— Begin —

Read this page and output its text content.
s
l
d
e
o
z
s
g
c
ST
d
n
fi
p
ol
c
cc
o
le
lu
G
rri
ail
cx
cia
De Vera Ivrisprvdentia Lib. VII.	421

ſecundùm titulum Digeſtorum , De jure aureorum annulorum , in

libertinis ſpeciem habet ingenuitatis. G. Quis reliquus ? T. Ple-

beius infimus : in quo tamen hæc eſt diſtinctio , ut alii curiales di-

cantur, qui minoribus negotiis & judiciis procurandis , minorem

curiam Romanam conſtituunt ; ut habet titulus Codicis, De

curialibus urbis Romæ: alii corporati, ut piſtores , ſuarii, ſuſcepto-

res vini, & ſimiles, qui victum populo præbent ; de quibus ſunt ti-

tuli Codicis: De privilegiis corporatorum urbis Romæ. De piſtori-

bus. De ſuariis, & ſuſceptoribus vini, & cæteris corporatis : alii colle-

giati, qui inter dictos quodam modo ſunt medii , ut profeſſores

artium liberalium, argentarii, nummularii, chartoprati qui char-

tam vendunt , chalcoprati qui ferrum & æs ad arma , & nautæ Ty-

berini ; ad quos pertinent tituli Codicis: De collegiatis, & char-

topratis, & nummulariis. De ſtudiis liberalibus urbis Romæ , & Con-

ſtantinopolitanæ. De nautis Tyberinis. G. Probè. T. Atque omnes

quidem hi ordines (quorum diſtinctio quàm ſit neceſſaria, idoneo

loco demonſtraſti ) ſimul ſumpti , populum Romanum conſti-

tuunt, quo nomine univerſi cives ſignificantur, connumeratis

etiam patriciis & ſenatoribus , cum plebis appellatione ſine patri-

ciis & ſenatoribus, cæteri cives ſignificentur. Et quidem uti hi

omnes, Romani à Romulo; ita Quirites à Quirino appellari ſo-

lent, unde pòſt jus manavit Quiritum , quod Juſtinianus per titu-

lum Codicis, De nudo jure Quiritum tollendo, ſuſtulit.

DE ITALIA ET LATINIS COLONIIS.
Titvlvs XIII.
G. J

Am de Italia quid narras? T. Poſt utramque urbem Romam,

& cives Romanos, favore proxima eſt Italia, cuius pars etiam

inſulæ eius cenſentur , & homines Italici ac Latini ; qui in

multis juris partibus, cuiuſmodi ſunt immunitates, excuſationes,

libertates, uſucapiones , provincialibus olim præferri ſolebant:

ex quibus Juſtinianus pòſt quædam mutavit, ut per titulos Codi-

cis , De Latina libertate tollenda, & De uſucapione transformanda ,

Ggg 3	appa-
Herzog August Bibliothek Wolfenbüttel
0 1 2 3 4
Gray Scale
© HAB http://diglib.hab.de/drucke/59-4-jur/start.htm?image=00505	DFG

— End —
— Begin —

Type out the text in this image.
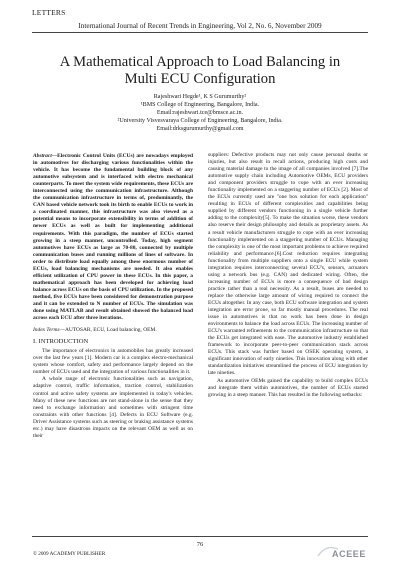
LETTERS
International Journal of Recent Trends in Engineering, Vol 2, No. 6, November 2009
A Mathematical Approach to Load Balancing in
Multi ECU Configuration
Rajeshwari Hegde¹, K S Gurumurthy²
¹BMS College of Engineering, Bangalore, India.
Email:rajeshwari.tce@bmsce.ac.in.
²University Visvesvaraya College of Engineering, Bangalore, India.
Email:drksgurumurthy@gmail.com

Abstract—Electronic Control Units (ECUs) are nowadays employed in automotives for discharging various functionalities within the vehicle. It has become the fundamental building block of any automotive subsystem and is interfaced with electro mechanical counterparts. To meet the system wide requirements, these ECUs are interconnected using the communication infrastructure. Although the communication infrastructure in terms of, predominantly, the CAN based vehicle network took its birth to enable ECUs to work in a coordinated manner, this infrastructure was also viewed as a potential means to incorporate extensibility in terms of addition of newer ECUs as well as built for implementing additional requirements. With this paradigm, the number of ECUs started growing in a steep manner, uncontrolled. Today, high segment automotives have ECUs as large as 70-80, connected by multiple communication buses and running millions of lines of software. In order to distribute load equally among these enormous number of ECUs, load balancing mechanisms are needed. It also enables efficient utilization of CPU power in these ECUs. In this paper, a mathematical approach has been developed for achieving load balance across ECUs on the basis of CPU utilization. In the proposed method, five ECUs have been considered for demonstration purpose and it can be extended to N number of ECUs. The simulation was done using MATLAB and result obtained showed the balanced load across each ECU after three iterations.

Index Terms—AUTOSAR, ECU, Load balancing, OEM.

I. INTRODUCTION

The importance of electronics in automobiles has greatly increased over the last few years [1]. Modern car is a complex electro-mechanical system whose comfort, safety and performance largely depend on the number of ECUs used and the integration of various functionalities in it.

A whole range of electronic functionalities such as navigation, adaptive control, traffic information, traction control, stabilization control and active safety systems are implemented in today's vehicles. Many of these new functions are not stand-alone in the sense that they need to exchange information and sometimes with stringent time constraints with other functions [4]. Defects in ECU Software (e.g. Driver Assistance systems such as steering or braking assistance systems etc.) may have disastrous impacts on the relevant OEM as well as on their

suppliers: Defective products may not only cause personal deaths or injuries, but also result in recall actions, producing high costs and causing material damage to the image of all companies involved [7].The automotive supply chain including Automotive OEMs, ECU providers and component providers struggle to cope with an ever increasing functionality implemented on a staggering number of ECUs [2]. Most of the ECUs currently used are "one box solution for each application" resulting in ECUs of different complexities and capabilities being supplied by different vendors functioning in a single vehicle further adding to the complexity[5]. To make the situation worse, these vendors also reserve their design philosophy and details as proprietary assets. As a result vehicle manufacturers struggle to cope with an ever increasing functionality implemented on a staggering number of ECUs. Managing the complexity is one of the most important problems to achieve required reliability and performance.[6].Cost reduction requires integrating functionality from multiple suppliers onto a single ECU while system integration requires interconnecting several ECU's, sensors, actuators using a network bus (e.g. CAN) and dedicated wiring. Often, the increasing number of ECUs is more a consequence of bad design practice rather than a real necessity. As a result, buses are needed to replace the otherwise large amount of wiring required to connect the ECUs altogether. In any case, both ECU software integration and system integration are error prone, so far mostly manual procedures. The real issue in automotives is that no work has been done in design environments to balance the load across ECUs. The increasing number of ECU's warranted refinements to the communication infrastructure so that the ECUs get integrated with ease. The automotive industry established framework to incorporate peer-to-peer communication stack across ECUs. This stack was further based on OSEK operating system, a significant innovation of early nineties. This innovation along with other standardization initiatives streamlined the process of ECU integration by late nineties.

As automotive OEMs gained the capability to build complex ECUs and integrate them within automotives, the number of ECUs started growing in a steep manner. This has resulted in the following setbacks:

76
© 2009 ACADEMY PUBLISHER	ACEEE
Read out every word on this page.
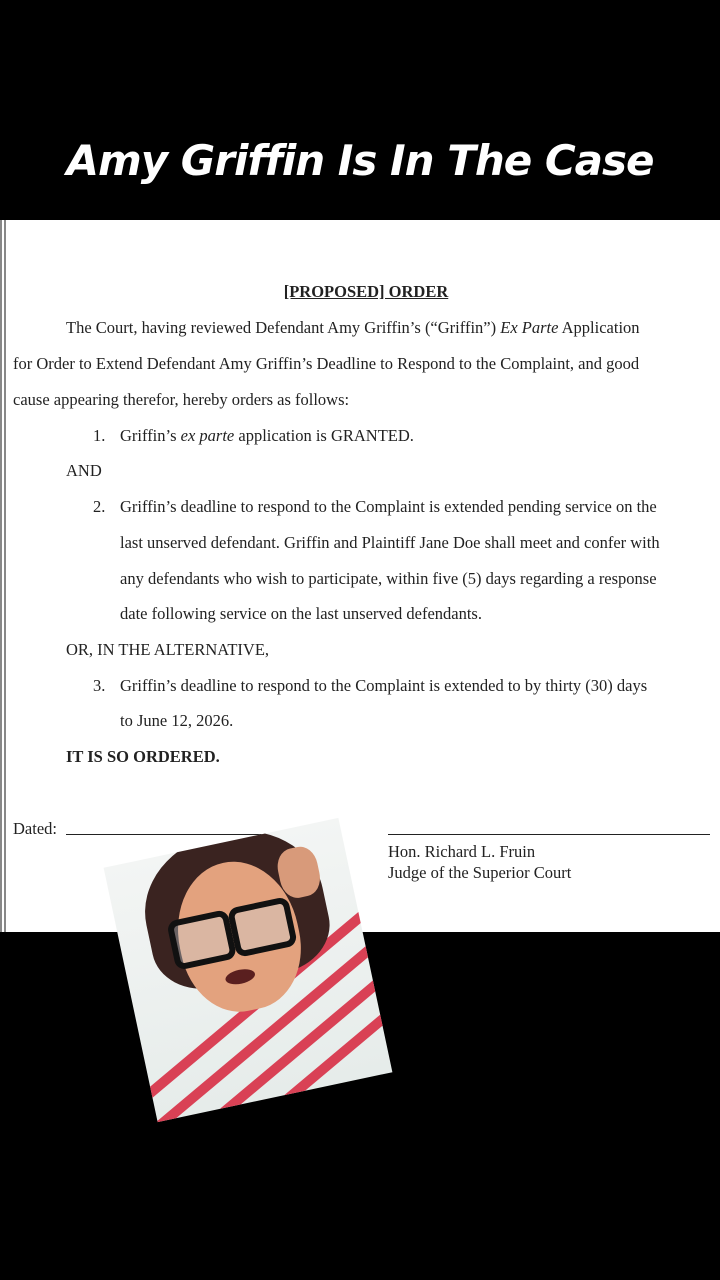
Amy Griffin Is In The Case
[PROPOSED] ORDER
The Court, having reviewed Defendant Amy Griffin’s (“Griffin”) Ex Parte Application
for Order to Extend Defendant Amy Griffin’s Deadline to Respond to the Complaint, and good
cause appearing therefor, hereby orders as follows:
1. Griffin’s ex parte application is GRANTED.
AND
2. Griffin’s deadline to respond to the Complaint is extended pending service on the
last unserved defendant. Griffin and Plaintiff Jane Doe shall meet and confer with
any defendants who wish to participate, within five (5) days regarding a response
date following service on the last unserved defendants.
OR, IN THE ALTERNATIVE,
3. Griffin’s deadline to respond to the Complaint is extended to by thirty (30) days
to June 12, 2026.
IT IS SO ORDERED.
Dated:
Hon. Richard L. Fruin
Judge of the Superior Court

— End —

Check each line of the entries above, and show every one holding the word "cives".

tuunt, quo nomine univerſi cives ſignificantur, connumeratis
ciis & ſenatoribus, cæteri cives ſignificentur. Et quidem uti hi
& cives Romanos, favore proxima eſt Italia, cuius pars etiam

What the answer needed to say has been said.